== RAW DATA

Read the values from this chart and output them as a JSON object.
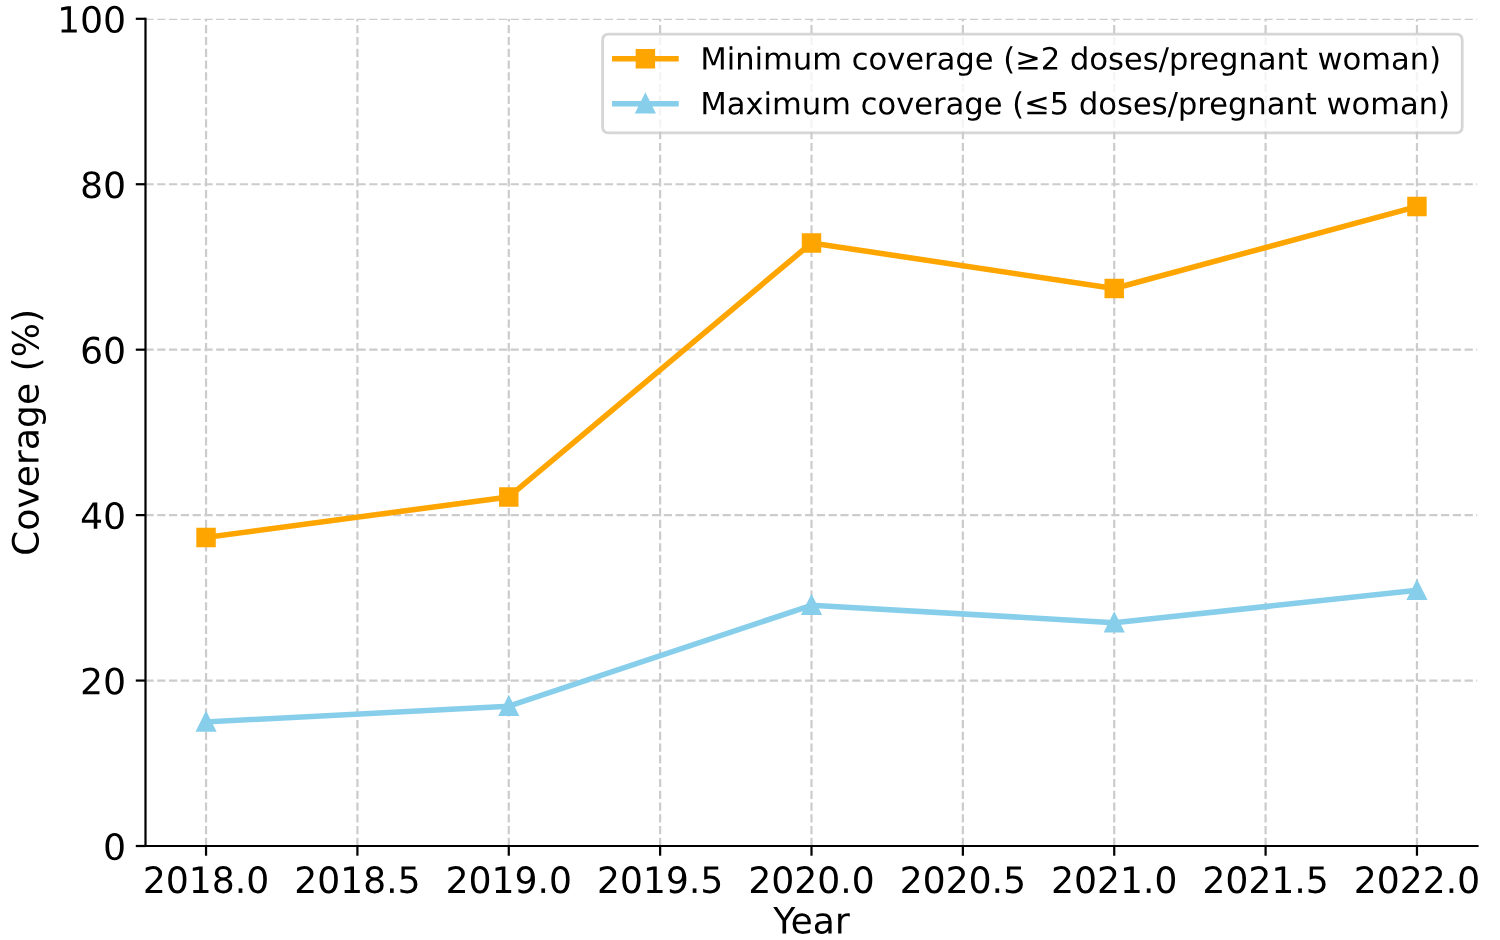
{
  "chart_data": {
    "type": "line",
    "xlabel": "Year",
    "ylabel": "Coverage (%)",
    "x": [
      2018,
      2019,
      2020,
      2021,
      2022
    ],
    "series": [
      {
        "name": "Minimum coverage (≥2 doses/pregnant woman)",
        "color": "#ffa500",
        "marker": "square",
        "values": [
          37.3,
          42.2,
          72.9,
          67.4,
          77.3
        ]
      },
      {
        "name": "Maximum coverage (≤5 doses/pregnant woman)",
        "color": "#87ceeb",
        "marker": "triangle",
        "values": [
          15.0,
          16.9,
          29.1,
          27.0,
          30.9
        ]
      }
    ],
    "xlim": [
      2017.8,
      2022.2
    ],
    "xticks": [
      {
        "value": 2018,
        "label": "2018.0"
      },
      {
        "value": 2018.5,
        "label": "2018.5"
      },
      {
        "value": 2019,
        "label": "2019.0"
      },
      {
        "value": 2019.5,
        "label": "2019.5"
      },
      {
        "value": 2020,
        "label": "2020.0"
      },
      {
        "value": 2020.5,
        "label": "2020.5"
      },
      {
        "value": 2021,
        "label": "2021.0"
      },
      {
        "value": 2021.5,
        "label": "2021.5"
      },
      {
        "value": 2022,
        "label": "2022.0"
      }
    ],
    "ylim": [
      0,
      100
    ],
    "yticks": [
      0,
      20,
      40,
      60,
      80,
      100
    ],
    "grid": true,
    "legend": "top right",
    "line_style": "solid"
  }
}
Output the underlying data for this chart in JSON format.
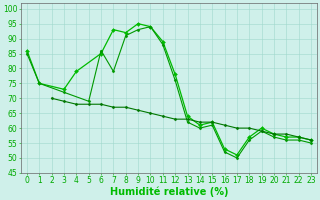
{
  "line1": {
    "x": [
      0,
      1,
      3,
      4,
      6,
      7,
      8,
      9,
      10,
      11,
      12,
      13,
      14,
      15,
      16,
      17,
      18,
      19,
      20,
      21,
      22,
      23
    ],
    "y": [
      86,
      75,
      73,
      79,
      85,
      93,
      92,
      95,
      94,
      89,
      78,
      64,
      61,
      62,
      53,
      51,
      57,
      60,
      58,
      57,
      57,
      56
    ],
    "color": "#00bb00",
    "marker": "D",
    "markersize": 2.0,
    "linewidth": 0.9
  },
  "line2": {
    "x": [
      0,
      1,
      3,
      5,
      6,
      7,
      8,
      9,
      10,
      11,
      12,
      13,
      14,
      15,
      16,
      17,
      18,
      19,
      20,
      21,
      22,
      23
    ],
    "y": [
      85,
      75,
      72,
      69,
      86,
      79,
      91,
      93,
      94,
      88,
      76,
      62,
      60,
      61,
      52,
      50,
      56,
      59,
      57,
      56,
      56,
      55
    ],
    "color": "#009900",
    "marker": "D",
    "markersize": 1.5,
    "linewidth": 0.8
  },
  "line3": {
    "x": [
      2,
      3,
      4,
      5,
      6,
      7,
      8,
      9,
      10,
      11,
      12,
      13,
      14,
      15,
      16,
      17,
      18,
      19,
      20,
      21,
      22,
      23
    ],
    "y": [
      70,
      69,
      68,
      68,
      68,
      67,
      67,
      66,
      65,
      64,
      63,
      63,
      62,
      62,
      61,
      60,
      60,
      59,
      58,
      58,
      57,
      56
    ],
    "color": "#007700",
    "marker": "D",
    "markersize": 1.5,
    "linewidth": 0.8
  },
  "xlabel": "Humidité relative (%)",
  "xlabel_color": "#00bb00",
  "xlabel_fontsize": 7,
  "background_color": "#cff0ea",
  "grid_color": "#a0d8cc",
  "axis_color": "#666666",
  "ylim": [
    45,
    102
  ],
  "xlim": [
    -0.5,
    23.5
  ],
  "yticks": [
    45,
    50,
    55,
    60,
    65,
    70,
    75,
    80,
    85,
    90,
    95,
    100
  ],
  "xticks": [
    0,
    1,
    2,
    3,
    4,
    5,
    6,
    7,
    8,
    9,
    10,
    11,
    12,
    13,
    14,
    15,
    16,
    17,
    18,
    19,
    20,
    21,
    22,
    23
  ],
  "tick_color": "#00aa00",
  "tick_fontsize": 5.5
}
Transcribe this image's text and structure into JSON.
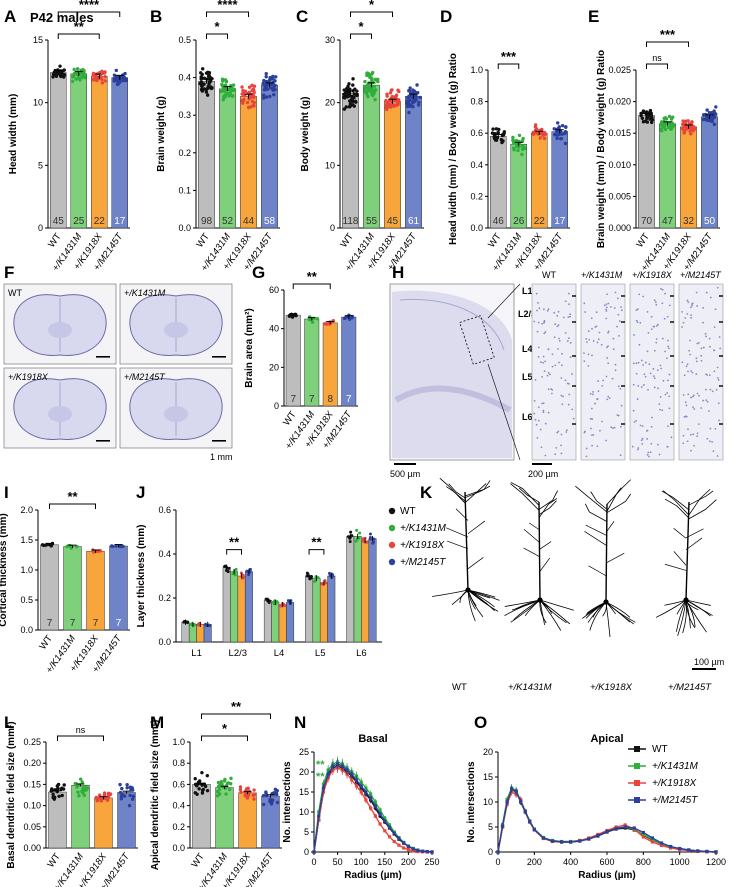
{
  "figure": {
    "subtitle": "P42 males",
    "colors": {
      "WT": "#bdbdbd",
      "K1431M": "#7fd07a",
      "K1918X": "#f8a53c",
      "M2145T": "#6f83c8",
      "dotWT": "#111111",
      "dotK1431M": "#2fae3a",
      "dotK1918X": "#e8453c",
      "dotM2145T": "#2b3f9c"
    },
    "genotypes": [
      "WT",
      "+/K1431M",
      "+/K1918X",
      "+/M2145T"
    ],
    "scale_bars": {
      "F": "1 mm",
      "H_overview": "500 µm",
      "H_columns": "200 µm",
      "K": "100 µm"
    },
    "layer_labels": [
      "L1",
      "L2/3",
      "L4",
      "L5",
      "L6"
    ],
    "panel_letters": [
      "A",
      "B",
      "C",
      "D",
      "E",
      "F",
      "G",
      "H",
      "I",
      "J",
      "K",
      "L",
      "M",
      "N",
      "O"
    ]
  },
  "chart_data": [
    {
      "id": "A",
      "type": "bar",
      "categories": [
        "WT",
        "+/K1431M",
        "+/K1918X",
        "+/M2145T"
      ],
      "values": [
        12.4,
        12.3,
        12.1,
        12.0
      ],
      "n": [
        "45",
        "25",
        "22",
        "17"
      ],
      "ylabel": "Head width (mm)",
      "ylim": [
        0,
        15
      ],
      "yticks": [
        "0",
        "5",
        "10",
        "15"
      ],
      "sig": [
        {
          "from": 0,
          "to": 2,
          "label": "**"
        },
        {
          "from": 0,
          "to": 3,
          "label": "****"
        }
      ]
    },
    {
      "id": "B",
      "type": "bar",
      "categories": [
        "WT",
        "+/K1431M",
        "+/K1918X",
        "+/M2145T"
      ],
      "values": [
        0.39,
        0.37,
        0.35,
        0.38
      ],
      "n": [
        "98",
        "52",
        "44",
        "58"
      ],
      "ylabel": "Brain weight (g)",
      "ylim": [
        0,
        0.5
      ],
      "yticks": [
        "0.0",
        "0.1",
        "0.2",
        "0.3",
        "0.4",
        "0.5"
      ],
      "sig": [
        {
          "from": 0,
          "to": 1,
          "label": "*"
        },
        {
          "from": 0,
          "to": 2,
          "label": "****"
        },
        {
          "from": 0,
          "to": 3,
          "label": "**"
        }
      ]
    },
    {
      "id": "C",
      "type": "bar",
      "categories": [
        "WT",
        "+/K1431M",
        "+/K1918X",
        "+/M2145T"
      ],
      "values": [
        21.5,
        22.8,
        20.2,
        21.0
      ],
      "n": [
        "118",
        "55",
        "45",
        "61"
      ],
      "ylabel": "Body weight (g)",
      "ylim": [
        0,
        30
      ],
      "yticks": [
        "0",
        "10",
        "20",
        "30"
      ],
      "sig": [
        {
          "from": 0,
          "to": 1,
          "label": "*"
        },
        {
          "from": 0,
          "to": 2,
          "label": "*"
        }
      ]
    },
    {
      "id": "D",
      "type": "bar",
      "categories": [
        "WT",
        "+/K1431M",
        "+/K1918X",
        "+/M2145T"
      ],
      "values": [
        0.58,
        0.53,
        0.6,
        0.61
      ],
      "n": [
        "46",
        "26",
        "22",
        "17"
      ],
      "ylabel": "Head width (mm) / Body weight (g) Ratio",
      "ylim": [
        0,
        1.0
      ],
      "yticks": [
        "0.0",
        "0.2",
        "0.4",
        "0.6",
        "0.8",
        "1.0"
      ],
      "sig": [
        {
          "from": 0,
          "to": 1,
          "label": "***"
        }
      ]
    },
    {
      "id": "E",
      "type": "bar",
      "categories": [
        "WT",
        "+/K1431M",
        "+/K1918X",
        "+/M2145T"
      ],
      "values": [
        0.0178,
        0.0165,
        0.016,
        0.0176
      ],
      "n": [
        "70",
        "47",
        "32",
        "50"
      ],
      "ylabel": "Brain weight (mm) / Body weight (g) Ratio",
      "ylim": [
        0,
        0.025
      ],
      "yticks": [
        "0.000",
        "0.005",
        "0.010",
        "0.015",
        "0.020",
        "0.025"
      ],
      "sig": [
        {
          "from": 0,
          "to": 1,
          "label": "ns"
        },
        {
          "from": 0,
          "to": 2,
          "label": "***"
        }
      ]
    },
    {
      "id": "G",
      "type": "bar",
      "categories": [
        "WT",
        "+/K1431M",
        "+/K1918X",
        "+/M2145T"
      ],
      "values": [
        47,
        45,
        43,
        46
      ],
      "n": [
        "7",
        "7",
        "8",
        "7"
      ],
      "ylabel": "Brain area (mm²)",
      "ylim": [
        0,
        60
      ],
      "yticks": [
        "0",
        "20",
        "40",
        "60"
      ],
      "sig": [
        {
          "from": 0,
          "to": 2,
          "label": "**"
        }
      ]
    },
    {
      "id": "I",
      "type": "bar",
      "categories": [
        "WT",
        "+/K1431M",
        "+/K1918X",
        "+/M2145T"
      ],
      "values": [
        1.42,
        1.39,
        1.31,
        1.4
      ],
      "n": [
        "7",
        "7",
        "7",
        "7"
      ],
      "ylabel": "Cortical thickness (mm)",
      "ylim": [
        0,
        2.0
      ],
      "yticks": [
        "0.0",
        "0.5",
        "1.0",
        "1.5",
        "2.0"
      ],
      "sig": [
        {
          "from": 0,
          "to": 2,
          "label": "**"
        }
      ]
    },
    {
      "id": "J",
      "type": "bar",
      "categories": [
        "L1",
        "L2/3",
        "L4",
        "L5",
        "L6"
      ],
      "series": [
        {
          "name": "WT",
          "values": [
            0.09,
            0.34,
            0.19,
            0.3,
            0.48
          ]
        },
        {
          "name": "+/K1431M",
          "values": [
            0.08,
            0.32,
            0.18,
            0.29,
            0.48
          ]
        },
        {
          "name": "+/K1918X",
          "values": [
            0.08,
            0.3,
            0.17,
            0.27,
            0.46
          ]
        },
        {
          "name": "+/M2145T",
          "values": [
            0.08,
            0.32,
            0.18,
            0.3,
            0.47
          ]
        }
      ],
      "ylabel": "Layer thickness (mm)",
      "ylim": [
        0,
        0.6
      ],
      "yticks": [
        "0.0",
        "0.2",
        "0.4",
        "0.6"
      ],
      "sig": [
        {
          "group": 1,
          "label": "**"
        },
        {
          "group": 3,
          "label": "**"
        }
      ]
    },
    {
      "id": "L",
      "type": "bar",
      "categories": [
        "WT",
        "+/K1431M",
        "+/K1918X",
        "+/M2145T"
      ],
      "values": [
        0.132,
        0.148,
        0.118,
        0.131
      ],
      "n": [
        "",
        "",
        "",
        ""
      ],
      "ylabel": "Basal dendritic field size (mm²)",
      "ylim": [
        0,
        0.25
      ],
      "yticks": [
        "0.00",
        "0.05",
        "0.10",
        "0.15",
        "0.20",
        "0.25"
      ],
      "sig": [
        {
          "from": 0,
          "to": 2,
          "label": "ns"
        }
      ]
    },
    {
      "id": "M",
      "type": "bar",
      "categories": [
        "WT",
        "+/K1431M",
        "+/K1918X",
        "+/M2145T"
      ],
      "values": [
        0.6,
        0.57,
        0.52,
        0.49
      ],
      "n": [
        "",
        "",
        "",
        ""
      ],
      "ylabel": "Apical dendritic field size (mm²)",
      "ylim": [
        0,
        1.0
      ],
      "yticks": [
        "0.0",
        "0.2",
        "0.4",
        "0.6",
        "0.8",
        "1.0"
      ],
      "sig": [
        {
          "from": 0,
          "to": 2,
          "label": "*"
        },
        {
          "from": 0,
          "to": 3,
          "label": "**"
        }
      ]
    },
    {
      "id": "N",
      "type": "line",
      "title": "Basal",
      "xlabel": "Radius (µm)",
      "ylabel": "No. intersections",
      "xlim": [
        0,
        250
      ],
      "ylim": [
        0,
        25
      ],
      "xticks": [
        "0",
        "50",
        "100",
        "150",
        "200",
        "250"
      ],
      "yticks": [
        "0",
        "5",
        "10",
        "15",
        "20",
        "25"
      ],
      "x": [
        0,
        10,
        20,
        30,
        40,
        50,
        60,
        70,
        80,
        90,
        100,
        110,
        120,
        130,
        140,
        150,
        160,
        170,
        180,
        190,
        200,
        210,
        220,
        230,
        240,
        250
      ],
      "series": [
        {
          "name": "WT",
          "values": [
            0,
            8,
            15,
            19,
            21,
            21.5,
            21,
            20,
            19,
            17.5,
            16,
            14.5,
            13,
            11,
            9,
            7.5,
            6,
            4.5,
            3.2,
            2.2,
            1.4,
            0.8,
            0.4,
            0.2,
            0.1,
            0
          ]
        },
        {
          "name": "+/K1431M",
          "values": [
            0,
            10,
            17,
            20.5,
            22,
            22.5,
            22,
            21,
            20,
            19,
            17.5,
            16,
            14.5,
            12.5,
            10.5,
            8.5,
            6.8,
            5,
            3.6,
            2.4,
            1.5,
            0.9,
            0.5,
            0.2,
            0.1,
            0
          ]
        },
        {
          "name": "+/K1918X",
          "values": [
            0,
            8,
            15,
            18.5,
            20.5,
            21,
            20.5,
            19.5,
            18,
            16.5,
            15,
            13,
            11,
            9,
            7,
            5.3,
            3.8,
            2.6,
            1.7,
            1.0,
            0.6,
            0.3,
            0.1,
            0.05,
            0,
            0
          ]
        },
        {
          "name": "+/M2145T",
          "values": [
            0,
            9,
            16,
            19.5,
            21.5,
            22,
            21.5,
            20.5,
            19.5,
            18,
            16.5,
            15,
            13.5,
            11.5,
            9.5,
            7.8,
            6.2,
            4.7,
            3.4,
            2.3,
            1.4,
            0.8,
            0.4,
            0.2,
            0.1,
            0
          ]
        }
      ]
    },
    {
      "id": "O",
      "type": "line",
      "title": "Apical",
      "xlabel": "Radius (µm)",
      "ylabel": "No. intersections",
      "xlim": [
        0,
        1200
      ],
      "ylim": [
        0,
        20
      ],
      "xticks": [
        "0",
        "200",
        "400",
        "600",
        "800",
        "1000",
        "1200"
      ],
      "yticks": [
        "0",
        "5",
        "10",
        "15",
        "20"
      ],
      "x": [
        0,
        25,
        50,
        75,
        100,
        125,
        150,
        175,
        200,
        250,
        300,
        350,
        400,
        450,
        500,
        550,
        600,
        650,
        700,
        750,
        800,
        850,
        900,
        950,
        1000,
        1050,
        1100,
        1150,
        1200
      ],
      "series": [
        {
          "name": "WT",
          "values": [
            0,
            5,
            10,
            12.5,
            12,
            10,
            8,
            6,
            4.5,
            2.8,
            2.2,
            2.0,
            2.0,
            2.2,
            2.6,
            3.2,
            4.0,
            4.6,
            4.8,
            4.4,
            3.4,
            2.4,
            1.6,
            1.0,
            0.6,
            0.4,
            0.2,
            0.1,
            0
          ]
        },
        {
          "name": "+/K1431M",
          "values": [
            0,
            5.5,
            10.5,
            12.8,
            12.3,
            10.3,
            8.2,
            6.2,
            4.6,
            2.9,
            2.3,
            2.1,
            2.1,
            2.3,
            2.7,
            3.4,
            4.2,
            4.8,
            5.0,
            4.5,
            3.5,
            2.5,
            1.6,
            1.0,
            0.6,
            0.4,
            0.2,
            0.1,
            0
          ]
        },
        {
          "name": "+/K1918X",
          "values": [
            0,
            5,
            9.5,
            12,
            11.5,
            10.5,
            8,
            6,
            4.4,
            2.7,
            2.1,
            2.0,
            2.0,
            2.3,
            2.8,
            3.5,
            4.3,
            5.0,
            5.4,
            4.6,
            3.0,
            2.0,
            1.3,
            0.8,
            0.5,
            0.3,
            0.1,
            0.05,
            0
          ]
        },
        {
          "name": "+/M2145T",
          "values": [
            0,
            5.2,
            10,
            12.6,
            12.1,
            10.1,
            8.1,
            6.1,
            4.5,
            2.8,
            2.2,
            2.0,
            2.0,
            2.2,
            2.6,
            3.3,
            4.1,
            4.7,
            5.0,
            4.8,
            3.9,
            2.8,
            1.8,
            1.1,
            0.7,
            0.4,
            0.2,
            0.1,
            0
          ]
        }
      ]
    }
  ]
}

====

Search the data for the string "doses". List each line that has it.

        "name": "Minimum coverage (≥2 doses/pregnant woman)",
        "name": "Maximum coverage (≤5 doses/pregnant woman)",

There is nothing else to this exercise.